■ **RECORD LIST**
==================================================

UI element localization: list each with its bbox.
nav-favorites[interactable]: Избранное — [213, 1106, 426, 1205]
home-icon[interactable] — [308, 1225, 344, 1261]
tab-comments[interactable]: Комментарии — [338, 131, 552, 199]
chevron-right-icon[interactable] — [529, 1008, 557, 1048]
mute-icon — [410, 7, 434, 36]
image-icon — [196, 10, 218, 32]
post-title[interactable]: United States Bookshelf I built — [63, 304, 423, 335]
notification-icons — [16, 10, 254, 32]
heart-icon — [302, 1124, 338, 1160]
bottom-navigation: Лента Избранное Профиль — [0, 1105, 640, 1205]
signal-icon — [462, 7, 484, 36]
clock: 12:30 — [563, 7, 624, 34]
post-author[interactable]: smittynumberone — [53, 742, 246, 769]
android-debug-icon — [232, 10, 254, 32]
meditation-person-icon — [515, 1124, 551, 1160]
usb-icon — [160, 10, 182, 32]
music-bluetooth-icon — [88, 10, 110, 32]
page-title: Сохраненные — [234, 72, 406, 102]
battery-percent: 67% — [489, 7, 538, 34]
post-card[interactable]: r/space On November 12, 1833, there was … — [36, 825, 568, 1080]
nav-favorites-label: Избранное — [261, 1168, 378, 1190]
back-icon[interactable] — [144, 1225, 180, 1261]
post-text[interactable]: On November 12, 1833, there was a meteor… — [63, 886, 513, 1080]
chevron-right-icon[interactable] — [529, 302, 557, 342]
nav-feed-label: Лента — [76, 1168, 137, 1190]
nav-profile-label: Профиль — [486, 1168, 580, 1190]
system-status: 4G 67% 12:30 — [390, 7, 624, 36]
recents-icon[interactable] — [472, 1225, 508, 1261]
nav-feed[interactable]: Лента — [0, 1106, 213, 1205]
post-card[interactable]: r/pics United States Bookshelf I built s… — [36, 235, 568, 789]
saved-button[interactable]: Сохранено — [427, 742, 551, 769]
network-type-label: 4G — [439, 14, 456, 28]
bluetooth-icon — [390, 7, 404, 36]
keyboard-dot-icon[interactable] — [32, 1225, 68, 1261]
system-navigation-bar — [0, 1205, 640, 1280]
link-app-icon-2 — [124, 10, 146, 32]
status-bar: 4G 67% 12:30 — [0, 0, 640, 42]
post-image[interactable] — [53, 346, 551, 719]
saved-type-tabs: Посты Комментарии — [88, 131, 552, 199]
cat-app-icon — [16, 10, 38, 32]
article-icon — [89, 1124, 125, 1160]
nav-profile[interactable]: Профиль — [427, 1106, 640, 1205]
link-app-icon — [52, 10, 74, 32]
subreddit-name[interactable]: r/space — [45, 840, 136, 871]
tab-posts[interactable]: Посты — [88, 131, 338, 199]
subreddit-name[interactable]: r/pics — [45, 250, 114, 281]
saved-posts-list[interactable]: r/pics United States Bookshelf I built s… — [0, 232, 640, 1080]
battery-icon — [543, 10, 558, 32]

==================================================

■ **SHORT TASK**
Repeat the rows from the start of the records through the line containing "tab-comments[interactable]: Комментарии —", including both ends.

■ **TASK RESULT**
UI element localization: list each with its bbox.
nav-favorites[interactable]: Избранное — [213, 1106, 426, 1205]
home-icon[interactable] — [308, 1225, 344, 1261]
tab-comments[interactable]: Комментарии — [338, 131, 552, 199]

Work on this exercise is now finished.